Text block:
--- Begin ---
I'd say that bytestream.tell() is the correct position. Or should seek() return to the last position where the codec was in a default state without anything buffered? (This can't work for UTF-16, because the codec almost never is in the default state.)
That was my hope, yes (and I realize that UTF-16 is an exception). Consider UTF-8 though. If the chunk we read from the byte stream ended in the middle of a multi-byte character, the codec will have the first part of that character buffered. In general we want to subtract buffered data from the byte stream's position when reporting the position of the text stream. The idea is that if we later seek to the reported position, we should be reading the same character data. This can be accomplished in two ways: by backing up the byte stream to the previous character boundary, and resetting the decoder to neutral; or by positioning the byte stream to where it was originally and setting the state of the decoder to what it was before. However, backing up the byte stream has the advantage that no decoder state needs to be encoded in the position cookie.
> I imagine most > decoders have only very few flags they care about. (The worst might be > the utf-16 decoder which must have a flag to remember whether it > already saw a byte order marker, and another indicating the byte > order. Maybe we'll have to special-case that one, so don't worry too > much about it.) > >> Should I work on a patch? > > That would be great!
--- End ---
What to do:
**a.** Summarize the discussion of text stream positions in three sentences.
**b.** Carry on the discussion of text stream positions from the point where it stops.

Stored items from a collection:
--- Begin ---
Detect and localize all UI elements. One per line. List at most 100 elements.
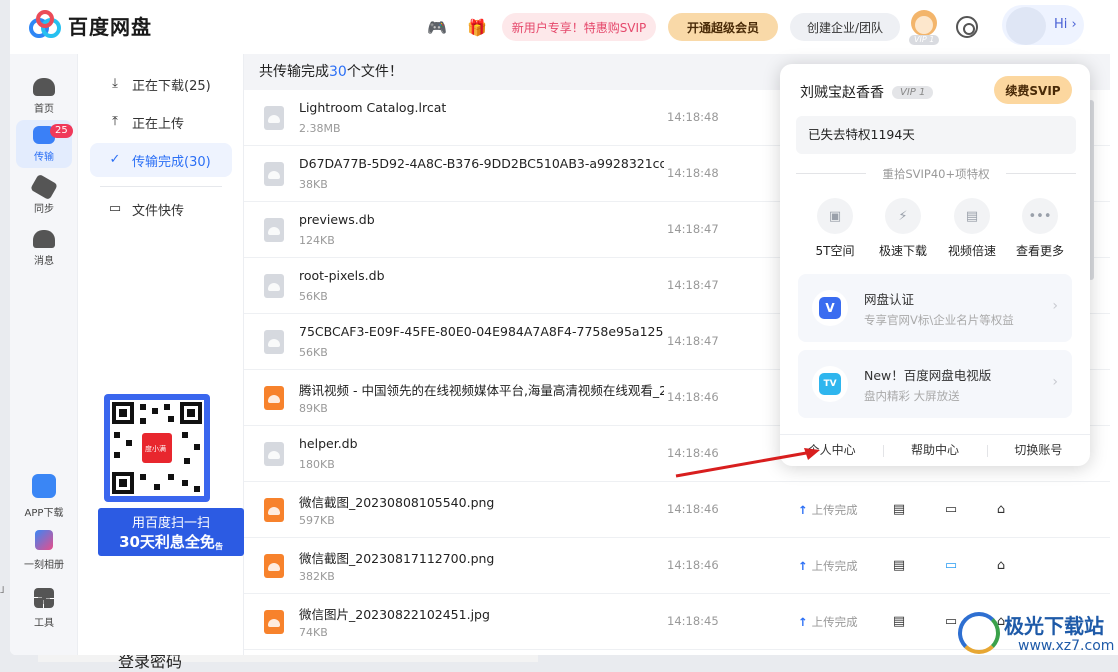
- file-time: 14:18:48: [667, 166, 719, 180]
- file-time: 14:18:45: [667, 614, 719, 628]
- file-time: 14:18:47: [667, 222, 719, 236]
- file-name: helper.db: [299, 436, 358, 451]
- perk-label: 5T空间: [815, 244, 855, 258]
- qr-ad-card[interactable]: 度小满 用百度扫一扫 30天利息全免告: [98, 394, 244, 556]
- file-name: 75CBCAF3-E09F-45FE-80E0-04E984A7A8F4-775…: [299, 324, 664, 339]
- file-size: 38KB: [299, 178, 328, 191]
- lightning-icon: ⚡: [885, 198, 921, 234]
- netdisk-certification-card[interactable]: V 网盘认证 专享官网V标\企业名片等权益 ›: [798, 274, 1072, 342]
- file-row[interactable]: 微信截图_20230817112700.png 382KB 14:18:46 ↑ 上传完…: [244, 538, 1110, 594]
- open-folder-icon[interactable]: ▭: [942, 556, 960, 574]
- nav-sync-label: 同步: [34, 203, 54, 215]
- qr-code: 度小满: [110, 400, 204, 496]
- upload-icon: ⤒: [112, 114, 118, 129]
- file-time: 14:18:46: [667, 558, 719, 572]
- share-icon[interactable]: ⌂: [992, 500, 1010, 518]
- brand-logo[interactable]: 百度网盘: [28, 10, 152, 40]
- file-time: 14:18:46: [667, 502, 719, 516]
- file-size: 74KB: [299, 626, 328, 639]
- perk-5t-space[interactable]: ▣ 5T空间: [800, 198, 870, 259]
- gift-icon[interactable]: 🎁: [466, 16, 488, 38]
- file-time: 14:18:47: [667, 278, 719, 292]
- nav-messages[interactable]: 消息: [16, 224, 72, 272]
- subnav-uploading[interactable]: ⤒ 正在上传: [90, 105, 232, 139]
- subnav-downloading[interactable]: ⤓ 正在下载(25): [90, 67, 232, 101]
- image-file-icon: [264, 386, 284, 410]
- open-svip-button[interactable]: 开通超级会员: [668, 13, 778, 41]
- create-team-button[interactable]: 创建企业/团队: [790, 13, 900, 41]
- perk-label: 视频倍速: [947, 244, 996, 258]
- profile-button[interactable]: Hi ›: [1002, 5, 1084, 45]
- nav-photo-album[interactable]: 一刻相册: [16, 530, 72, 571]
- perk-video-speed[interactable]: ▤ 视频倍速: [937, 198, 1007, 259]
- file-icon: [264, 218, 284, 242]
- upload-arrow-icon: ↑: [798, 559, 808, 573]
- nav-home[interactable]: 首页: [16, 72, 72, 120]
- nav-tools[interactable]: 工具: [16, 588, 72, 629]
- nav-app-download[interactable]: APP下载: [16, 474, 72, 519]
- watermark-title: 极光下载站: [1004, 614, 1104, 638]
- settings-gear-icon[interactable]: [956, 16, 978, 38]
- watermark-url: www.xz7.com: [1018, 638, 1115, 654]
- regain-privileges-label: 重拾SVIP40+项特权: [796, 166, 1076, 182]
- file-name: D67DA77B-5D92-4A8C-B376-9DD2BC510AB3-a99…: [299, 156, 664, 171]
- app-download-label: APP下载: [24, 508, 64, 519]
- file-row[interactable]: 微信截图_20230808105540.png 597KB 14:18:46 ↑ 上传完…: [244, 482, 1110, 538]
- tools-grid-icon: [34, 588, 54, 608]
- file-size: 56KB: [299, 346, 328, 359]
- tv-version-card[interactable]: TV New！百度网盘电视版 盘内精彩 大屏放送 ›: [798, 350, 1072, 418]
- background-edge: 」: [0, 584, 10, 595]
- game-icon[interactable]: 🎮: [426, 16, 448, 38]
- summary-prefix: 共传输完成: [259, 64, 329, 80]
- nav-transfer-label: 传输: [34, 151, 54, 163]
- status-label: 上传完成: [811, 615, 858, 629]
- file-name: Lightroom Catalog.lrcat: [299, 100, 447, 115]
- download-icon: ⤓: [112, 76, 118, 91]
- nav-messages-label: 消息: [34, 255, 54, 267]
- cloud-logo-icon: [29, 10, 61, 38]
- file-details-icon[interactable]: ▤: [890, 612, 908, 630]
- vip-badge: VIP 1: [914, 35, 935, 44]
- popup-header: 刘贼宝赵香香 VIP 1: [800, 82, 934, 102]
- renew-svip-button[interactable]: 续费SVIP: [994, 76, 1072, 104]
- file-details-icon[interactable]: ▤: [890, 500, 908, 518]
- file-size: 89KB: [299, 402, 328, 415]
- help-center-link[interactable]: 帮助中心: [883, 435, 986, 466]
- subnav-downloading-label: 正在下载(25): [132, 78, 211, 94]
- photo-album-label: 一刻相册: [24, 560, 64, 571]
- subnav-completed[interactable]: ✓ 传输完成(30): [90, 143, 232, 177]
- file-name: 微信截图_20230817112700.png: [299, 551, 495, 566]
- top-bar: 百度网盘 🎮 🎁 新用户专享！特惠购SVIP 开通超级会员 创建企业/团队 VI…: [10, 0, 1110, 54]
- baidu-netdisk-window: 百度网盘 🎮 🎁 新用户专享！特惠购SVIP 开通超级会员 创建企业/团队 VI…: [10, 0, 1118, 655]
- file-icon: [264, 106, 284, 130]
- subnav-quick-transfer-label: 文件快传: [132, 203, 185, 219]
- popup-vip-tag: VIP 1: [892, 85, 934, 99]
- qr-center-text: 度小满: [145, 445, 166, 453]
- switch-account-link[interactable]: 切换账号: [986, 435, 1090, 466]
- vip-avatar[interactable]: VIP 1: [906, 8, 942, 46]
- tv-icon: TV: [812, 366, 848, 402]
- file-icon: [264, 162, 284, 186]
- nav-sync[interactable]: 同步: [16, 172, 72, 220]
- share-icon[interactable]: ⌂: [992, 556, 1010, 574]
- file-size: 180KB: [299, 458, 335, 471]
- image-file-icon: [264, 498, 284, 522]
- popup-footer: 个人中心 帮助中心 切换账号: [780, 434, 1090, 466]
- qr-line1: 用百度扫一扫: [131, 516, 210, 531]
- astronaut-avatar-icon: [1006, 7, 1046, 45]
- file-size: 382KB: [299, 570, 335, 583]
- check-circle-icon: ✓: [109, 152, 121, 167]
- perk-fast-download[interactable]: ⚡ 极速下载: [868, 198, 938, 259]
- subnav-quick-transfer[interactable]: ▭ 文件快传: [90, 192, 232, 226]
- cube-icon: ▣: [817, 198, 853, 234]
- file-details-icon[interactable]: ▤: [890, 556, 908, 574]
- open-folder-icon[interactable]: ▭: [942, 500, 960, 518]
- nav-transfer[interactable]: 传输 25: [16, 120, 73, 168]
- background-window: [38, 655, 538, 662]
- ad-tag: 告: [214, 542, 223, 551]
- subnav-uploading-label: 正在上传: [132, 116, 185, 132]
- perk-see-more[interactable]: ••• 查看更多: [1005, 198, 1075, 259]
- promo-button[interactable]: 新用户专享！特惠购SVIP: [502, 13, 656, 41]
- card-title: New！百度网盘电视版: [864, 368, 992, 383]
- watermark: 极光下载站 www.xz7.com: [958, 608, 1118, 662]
--- End ---
Answers given:
**a.** The discussion asks whether seeking in a text stream should return to the byte stream's own position or to the last point where the codec held nothing buffered, and notes that UTF-16 is an exception because its codec is almost never in the default state. For UTF-8, the reported position should account for buffered data, either by backing the byte stream up to the previous character boundary and resetting the decoder or by restoring both the original byte position and the earlier decoder state, with the first approach keeping decoder state out of the position cookie. A quoted exchange suggests that most decoders track only a few flags, that the UTF-16 decoder may need special handling, and that an offer to work on a patch would be welcome.

**b.**
OK, here's the patch: http://bugs.python.org/1698994 The state returned from getstate() should be treated as an opaque value (e.g. for the buffered incremental codecs it is the buffered string, for the UTF-16 encoder it's the flag indicating whether a BOM has been written etc.). The codecs try to return None, if they are in some kind of default state (e.g. there's nothing buffered).
I would like to await completion of those unit tests; there seem to be some subtle issues. I wonder if setstate() should call self.reset() first. I'd also like to ask if setstate() could default to "" only if the argument is None, not if it is empty; I'd like to use it to change the buffer to be a bytes object. (And yes, I need to maintain more hacks for that, alas).